GIVEN INSTRUCTION ▸
All lines holding the string "data" are to be shown.
>>
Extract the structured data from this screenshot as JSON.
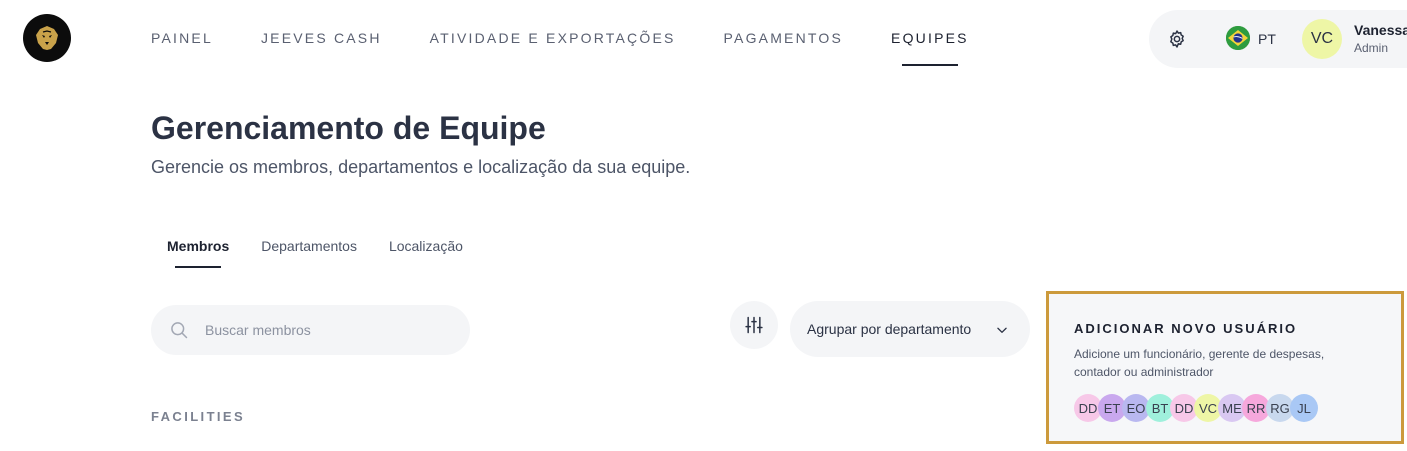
{
  "nav": {
    "items": [
      {
        "label": "PAINEL",
        "active": false
      },
      {
        "label": "JEEVES CASH",
        "active": false
      },
      {
        "label": "ATIVIDADE E EXPORTAÇÕES",
        "active": false
      },
      {
        "label": "PAGAMENTOS",
        "active": false
      },
      {
        "label": "EQUIPES",
        "active": true
      }
    ]
  },
  "user": {
    "language": "PT",
    "initials": "VC",
    "name": "Vanessa",
    "role": "Admin",
    "avatar_color": "#eef6a6"
  },
  "page": {
    "title": "Gerenciamento de Equipe",
    "subtitle": "Gerencie os membros, departamentos e localização da sua equipe."
  },
  "tabs": [
    {
      "label": "Membros",
      "active": true
    },
    {
      "label": "Departamentos",
      "active": false
    },
    {
      "label": "Localização",
      "active": false
    }
  ],
  "search": {
    "placeholder": "Buscar membros",
    "value": ""
  },
  "group_by": {
    "selected": "Agrupar por departamento"
  },
  "section": {
    "heading": "FACILITIES"
  },
  "add_user": {
    "title": "ADICIONAR NOVO USUÁRIO",
    "description": "Adicione um funcionário, gerente de despesas, contador ou administrador",
    "border_color": "#cc9a3c",
    "avatars": [
      {
        "initials": "DD",
        "color": "#f7c8e8"
      },
      {
        "initials": "ET",
        "color": "#c9a8ee"
      },
      {
        "initials": "EO",
        "color": "#b9b8f0"
      },
      {
        "initials": "BT",
        "color": "#9ff0dc"
      },
      {
        "initials": "DD",
        "color": "#f7c8e8"
      },
      {
        "initials": "VC",
        "color": "#eef6a6"
      },
      {
        "initials": "ME",
        "color": "#d9c8f2"
      },
      {
        "initials": "RR",
        "color": "#f6a8dc"
      },
      {
        "initials": "RG",
        "color": "#c8d8ee"
      },
      {
        "initials": "JL",
        "color": "#a9c8f5"
      }
    ]
  },
  "colors": {
    "accent_text": "#1d2230",
    "pill_bg": "#f4f5f7"
  }
}
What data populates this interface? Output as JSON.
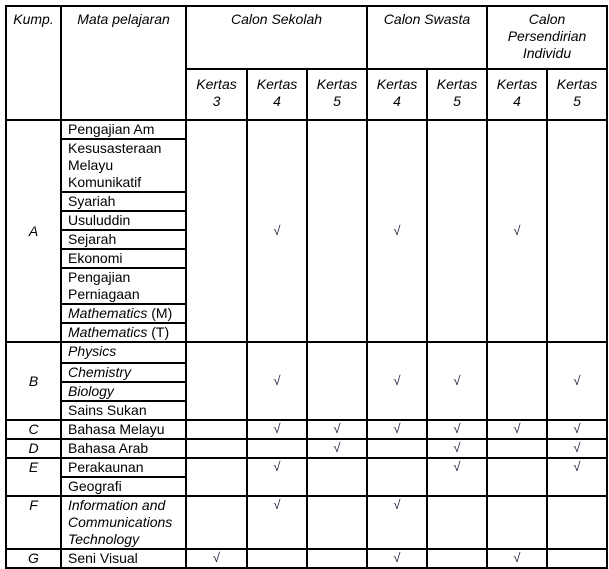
<<
ANSWER FOR THIS EXERCISE ▸
Extract the structured data from this screenshot as JSON.
What data populates this interface? Output as JSON.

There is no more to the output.